REQUIRED WORK
Your task is to copy every record exactly.

-- begin EXCERPTED DATA --

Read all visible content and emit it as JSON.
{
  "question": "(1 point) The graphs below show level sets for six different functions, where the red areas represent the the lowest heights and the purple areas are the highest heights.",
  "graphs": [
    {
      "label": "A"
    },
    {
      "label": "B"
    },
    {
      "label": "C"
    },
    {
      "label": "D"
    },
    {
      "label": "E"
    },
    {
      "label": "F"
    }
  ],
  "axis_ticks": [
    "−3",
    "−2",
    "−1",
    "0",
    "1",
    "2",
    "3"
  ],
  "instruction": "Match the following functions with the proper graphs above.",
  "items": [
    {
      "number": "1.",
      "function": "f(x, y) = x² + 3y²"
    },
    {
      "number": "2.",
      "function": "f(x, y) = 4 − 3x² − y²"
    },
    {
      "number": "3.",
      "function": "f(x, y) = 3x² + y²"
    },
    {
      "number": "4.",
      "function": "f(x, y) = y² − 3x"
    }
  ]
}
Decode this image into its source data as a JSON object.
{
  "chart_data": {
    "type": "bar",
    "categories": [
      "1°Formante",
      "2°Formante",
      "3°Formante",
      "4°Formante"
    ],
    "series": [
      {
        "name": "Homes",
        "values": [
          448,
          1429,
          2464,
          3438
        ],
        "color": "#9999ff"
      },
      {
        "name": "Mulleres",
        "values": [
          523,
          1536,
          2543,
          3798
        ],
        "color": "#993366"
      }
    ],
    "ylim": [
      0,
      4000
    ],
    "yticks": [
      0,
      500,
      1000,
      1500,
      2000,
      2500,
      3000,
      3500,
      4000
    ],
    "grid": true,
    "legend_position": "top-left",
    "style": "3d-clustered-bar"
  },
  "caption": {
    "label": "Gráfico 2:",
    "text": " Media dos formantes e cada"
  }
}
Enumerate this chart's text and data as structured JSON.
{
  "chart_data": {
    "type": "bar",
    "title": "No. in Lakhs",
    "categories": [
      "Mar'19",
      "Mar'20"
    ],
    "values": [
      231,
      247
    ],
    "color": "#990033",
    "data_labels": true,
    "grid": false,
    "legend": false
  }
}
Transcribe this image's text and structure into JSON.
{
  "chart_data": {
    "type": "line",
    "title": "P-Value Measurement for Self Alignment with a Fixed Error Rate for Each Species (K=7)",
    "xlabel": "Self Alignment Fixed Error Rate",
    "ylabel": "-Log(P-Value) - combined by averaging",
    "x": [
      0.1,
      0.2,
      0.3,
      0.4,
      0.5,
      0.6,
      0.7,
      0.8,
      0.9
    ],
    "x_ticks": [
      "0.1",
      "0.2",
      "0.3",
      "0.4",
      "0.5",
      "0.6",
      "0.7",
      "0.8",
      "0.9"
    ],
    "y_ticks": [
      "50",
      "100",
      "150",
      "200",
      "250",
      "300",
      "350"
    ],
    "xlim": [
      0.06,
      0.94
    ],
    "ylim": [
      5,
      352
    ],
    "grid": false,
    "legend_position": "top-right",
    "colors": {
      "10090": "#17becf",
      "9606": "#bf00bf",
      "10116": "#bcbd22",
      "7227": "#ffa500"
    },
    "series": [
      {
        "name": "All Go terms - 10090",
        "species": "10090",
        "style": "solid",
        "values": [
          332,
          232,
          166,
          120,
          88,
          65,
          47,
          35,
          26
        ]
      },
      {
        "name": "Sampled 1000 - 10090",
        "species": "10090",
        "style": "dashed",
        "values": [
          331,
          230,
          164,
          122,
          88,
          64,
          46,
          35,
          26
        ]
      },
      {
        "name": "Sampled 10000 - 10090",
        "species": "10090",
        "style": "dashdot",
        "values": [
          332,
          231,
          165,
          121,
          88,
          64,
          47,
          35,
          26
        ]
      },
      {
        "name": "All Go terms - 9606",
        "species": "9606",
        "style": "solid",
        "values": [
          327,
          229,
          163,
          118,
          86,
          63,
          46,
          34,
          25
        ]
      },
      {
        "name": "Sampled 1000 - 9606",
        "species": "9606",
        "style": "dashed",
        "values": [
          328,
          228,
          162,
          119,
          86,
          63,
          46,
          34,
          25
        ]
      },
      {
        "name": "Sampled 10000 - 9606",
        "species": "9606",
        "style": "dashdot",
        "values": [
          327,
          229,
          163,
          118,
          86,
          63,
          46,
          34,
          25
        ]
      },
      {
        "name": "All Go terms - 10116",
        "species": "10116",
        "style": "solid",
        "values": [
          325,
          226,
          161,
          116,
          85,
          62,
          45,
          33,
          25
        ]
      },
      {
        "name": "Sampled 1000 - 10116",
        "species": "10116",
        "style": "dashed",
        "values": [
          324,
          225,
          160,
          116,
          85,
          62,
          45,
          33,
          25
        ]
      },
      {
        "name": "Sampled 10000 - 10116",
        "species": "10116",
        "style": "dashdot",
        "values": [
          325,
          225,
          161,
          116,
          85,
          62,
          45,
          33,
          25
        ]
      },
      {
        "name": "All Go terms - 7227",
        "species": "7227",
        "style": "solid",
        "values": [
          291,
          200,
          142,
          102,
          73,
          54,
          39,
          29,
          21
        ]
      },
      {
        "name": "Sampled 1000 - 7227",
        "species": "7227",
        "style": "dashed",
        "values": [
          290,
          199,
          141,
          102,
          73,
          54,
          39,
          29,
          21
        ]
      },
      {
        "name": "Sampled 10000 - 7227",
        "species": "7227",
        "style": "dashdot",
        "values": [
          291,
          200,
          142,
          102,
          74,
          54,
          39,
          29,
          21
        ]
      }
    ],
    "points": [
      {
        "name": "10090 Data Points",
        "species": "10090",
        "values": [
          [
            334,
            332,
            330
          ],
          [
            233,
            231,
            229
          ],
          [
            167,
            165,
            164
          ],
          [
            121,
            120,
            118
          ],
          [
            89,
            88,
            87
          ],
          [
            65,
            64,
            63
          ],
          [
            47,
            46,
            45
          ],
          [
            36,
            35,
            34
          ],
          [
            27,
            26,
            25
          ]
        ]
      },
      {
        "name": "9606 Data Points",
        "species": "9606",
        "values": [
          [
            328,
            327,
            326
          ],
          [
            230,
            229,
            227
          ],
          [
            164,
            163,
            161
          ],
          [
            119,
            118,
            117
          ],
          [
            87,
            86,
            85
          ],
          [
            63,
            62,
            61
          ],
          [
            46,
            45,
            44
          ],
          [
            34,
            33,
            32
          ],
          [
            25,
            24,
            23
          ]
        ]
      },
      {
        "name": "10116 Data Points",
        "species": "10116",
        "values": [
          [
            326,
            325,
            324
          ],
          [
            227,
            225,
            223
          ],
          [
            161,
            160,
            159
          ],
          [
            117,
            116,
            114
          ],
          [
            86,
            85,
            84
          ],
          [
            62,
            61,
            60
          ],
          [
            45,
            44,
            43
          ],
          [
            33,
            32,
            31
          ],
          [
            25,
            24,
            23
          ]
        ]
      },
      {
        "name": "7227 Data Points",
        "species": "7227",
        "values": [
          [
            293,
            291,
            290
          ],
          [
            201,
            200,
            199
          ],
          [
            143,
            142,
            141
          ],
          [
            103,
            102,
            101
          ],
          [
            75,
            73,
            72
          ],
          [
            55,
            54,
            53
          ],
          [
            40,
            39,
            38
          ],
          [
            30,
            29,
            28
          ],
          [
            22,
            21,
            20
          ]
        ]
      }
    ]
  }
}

-- end EXCERPTED DATA --

THE REPLY
Read all visible content and emit it as JSON.
{
  "question": "(1 point) The graphs below show level sets for six different functions, where the red areas represent the the lowest heights and the purple areas are the highest heights.",
  "graphs": [
    {
      "label": "A"
    },
    {
      "label": "B"
    },
    {
      "label": "C"
    },
    {
      "label": "D"
    },
    {
      "label": "E"
    },
    {
      "label": "F"
    }
  ],
  "axis_ticks": [
    "−3",
    "−2",
    "−1",
    "0",
    "1",
    "2",
    "3"
  ],
  "instruction": "Match the following functions with the proper graphs above.",
  "items": [
    {
      "number": "1.",
      "function": "f(x, y) = x² + 3y²"
    },
    {
      "number": "2.",
      "function": "f(x, y) = 4 − 3x² − y²"
    },
    {
      "number": "3.",
      "function": "f(x, y) = 3x² + y²"
    },
    {
      "number": "4.",
      "function": "f(x, y) = y² − 3x"
    }
  ]
}
Decode this image into its source data as a JSON object.
{
  "chart_data": {
    "type": "bar",
    "categories": [
      "1°Formante",
      "2°Formante",
      "3°Formante",
      "4°Formante"
    ],
    "series": [
      {
        "name": "Homes",
        "values": [
          448,
          1429,
          2464,
          3438
        ],
        "color": "#9999ff"
      },
      {
        "name": "Mulleres",
        "values": [
          523,
          1536,
          2543,
          3798
        ],
        "color": "#993366"
      }
    ],
    "ylim": [
      0,
      4000
    ],
    "yticks": [
      0,
      500,
      1000,
      1500,
      2000,
      2500,
      3000,
      3500,
      4000
    ],
    "grid": true,
    "legend_position": "top-left",
    "style": "3d-clustered-bar"
  },
  "caption": {
    "label": "Gráfico 2:",
    "text": " Media dos formantes e cada"
  }
}
Enumerate this chart's text and data as structured JSON.
{
  "chart_data": {
    "type": "bar",
    "title": "No. in Lakhs",
    "categories": [
      "Mar'19",
      "Mar'20"
    ],
    "values": [
      231,
      247
    ],
    "color": "#990033",
    "data_labels": true,
    "grid": false,
    "legend": false
  }
}
Transcribe this image's text and structure into JSON.
{
  "chart_data": {
    "type": "line",
    "title": "P-Value Measurement for Self Alignment with a Fixed Error Rate for Each Species (K=7)",
    "xlabel": "Self Alignment Fixed Error Rate",
    "ylabel": "-Log(P-Value) - combined by averaging",
    "x": [
      0.1,
      0.2,
      0.3,
      0.4,
      0.5,
      0.6,
      0.7,
      0.8,
      0.9
    ],
    "x_ticks": [
      "0.1",
      "0.2",
      "0.3",
      "0.4",
      "0.5",
      "0.6",
      "0.7",
      "0.8",
      "0.9"
    ],
    "y_ticks": [
      "50",
      "100",
      "150",
      "200",
      "250",
      "300",
      "350"
    ],
    "xlim": [
      0.06,
      0.94
    ],
    "ylim": [
      5,
      352
    ],
    "grid": false,
    "legend_position": "top-right",
    "colors": {
      "10090": "#17becf",
      "9606": "#bf00bf",
      "10116": "#bcbd22",
      "7227": "#ffa500"
    },
    "series": [
      {
        "name": "All Go terms - 10090",
        "species": "10090",
        "style": "solid",
        "values": [
          332,
          232,
          166,
          120,
          88,
          65,
          47,
          35,
          26
        ]
      },
      {
        "name": "Sampled 1000 - 10090",
        "species": "10090",
        "style": "dashed",
        "values": [
          331,
          230,
          164,
          122,
          88,
          64,
          46,
          35,
          26
        ]
      },
      {
        "name": "Sampled 10000 - 10090",
        "species": "10090",
        "style": "dashdot",
        "values": [
          332,
          231,
          165,
          121,
          88,
          64,
          47,
          35,
          26
        ]
      },
      {
        "name": "All Go terms - 9606",
        "species": "9606",
        "style": "solid",
        "values": [
          327,
          229,
          163,
          118,
          86,
          63,
          46,
          34,
          25
        ]
      },
      {
        "name": "Sampled 1000 - 9606",
        "species": "9606",
        "style": "dashed",
        "values": [
          328,
          228,
          162,
          119,
          86,
          63,
          46,
          34,
          25
        ]
      },
      {
        "name": "Sampled 10000 - 9606",
        "species": "9606",
        "style": "dashdot",
        "values": [
          327,
          229,
          163,
          118,
          86,
          63,
          46,
          34,
          25
        ]
      },
      {
        "name": "All Go terms - 10116",
        "species": "10116",
        "style": "solid",
        "values": [
          325,
          226,
          161,
          116,
          85,
          62,
          45,
          33,
          25
        ]
      },
      {
        "name": "Sampled 1000 - 10116",
        "species": "10116",
        "style": "dashed",
        "values": [
          324,
          225,
          160,
          116,
          85,
          62,
          45,
          33,
          25
        ]
      },
      {
        "name": "Sampled 10000 - 10116",
        "species": "10116",
        "style": "dashdot",
        "values": [
          325,
          225,
          161,
          116,
          85,
          62,
          45,
          33,
          25
        ]
      },
      {
        "name": "All Go terms - 7227",
        "species": "7227",
        "style": "solid",
        "values": [
          291,
          200,
          142,
          102,
          73,
          54,
          39,
          29,
          21
        ]
      },
      {
        "name": "Sampled 1000 - 7227",
        "species": "7227",
        "style": "dashed",
        "values": [
          290,
          199,
          141,
          102,
          73,
          54,
          39,
          29,
          21
        ]
      },
      {
        "name": "Sampled 10000 - 7227",
        "species": "7227",
        "style": "dashdot",
        "values": [
          291,
          200,
          142,
          102,
          74,
          54,
          39,
          29,
          21
        ]
      }
    ],
    "points": [
      {
        "name": "10090 Data Points",
        "species": "10090",
        "values": [
          [
            334,
            332,
            330
          ],
          [
            233,
            231,
            229
          ],
          [
            167,
            165,
            164
          ],
          [
            121,
            120,
            118
          ],
          [
            89,
            88,
            87
          ],
          [
            65,
            64,
            63
          ],
          [
            47,
            46,
            45
          ],
          [
            36,
            35,
            34
          ],
          [
            27,
            26,
            25
          ]
        ]
      },
      {
        "name": "9606 Data Points",
        "species": "9606",
        "values": [
          [
            328,
            327,
            326
          ],
          [
            230,
            229,
            227
          ],
          [
            164,
            163,
            161
          ],
          [
            119,
            118,
            117
          ],
          [
            87,
            86,
            85
          ],
          [
            63,
            62,
            61
          ],
          [
            46,
            45,
            44
          ],
          [
            34,
            33,
            32
          ],
          [
            25,
            24,
            23
          ]
        ]
      },
      {
        "name": "10116 Data Points",
        "species": "10116",
        "values": [
          [
            326,
            325,
            324
          ],
          [
            227,
            225,
            223
          ],
          [
            161,
            160,
            159
          ],
          [
            117,
            116,
            114
          ],
          [
            86,
            85,
            84
          ],
          [
            62,
            61,
            60
          ],
          [
            45,
            44,
            43
          ],
          [
            33,
            32,
            31
          ],
          [
            25,
            24,
            23
          ]
        ]
      },
      {
        "name": "7227 Data Points",
        "species": "7227",
        "values": [
          [
            293,
            291,
            290
          ],
          [
            201,
            200,
            199
          ],
          [
            143,
            142,
            141
          ],
          [
            103,
            102,
            101
          ],
          [
            75,
            73,
            72
          ],
          [
            55,
            54,
            53
          ],
          [
            40,
            39,
            38
          ],
          [
            30,
            29,
            28
          ],
          [
            22,
            21,
            20
          ]
        ]
      }
    ]
  }
}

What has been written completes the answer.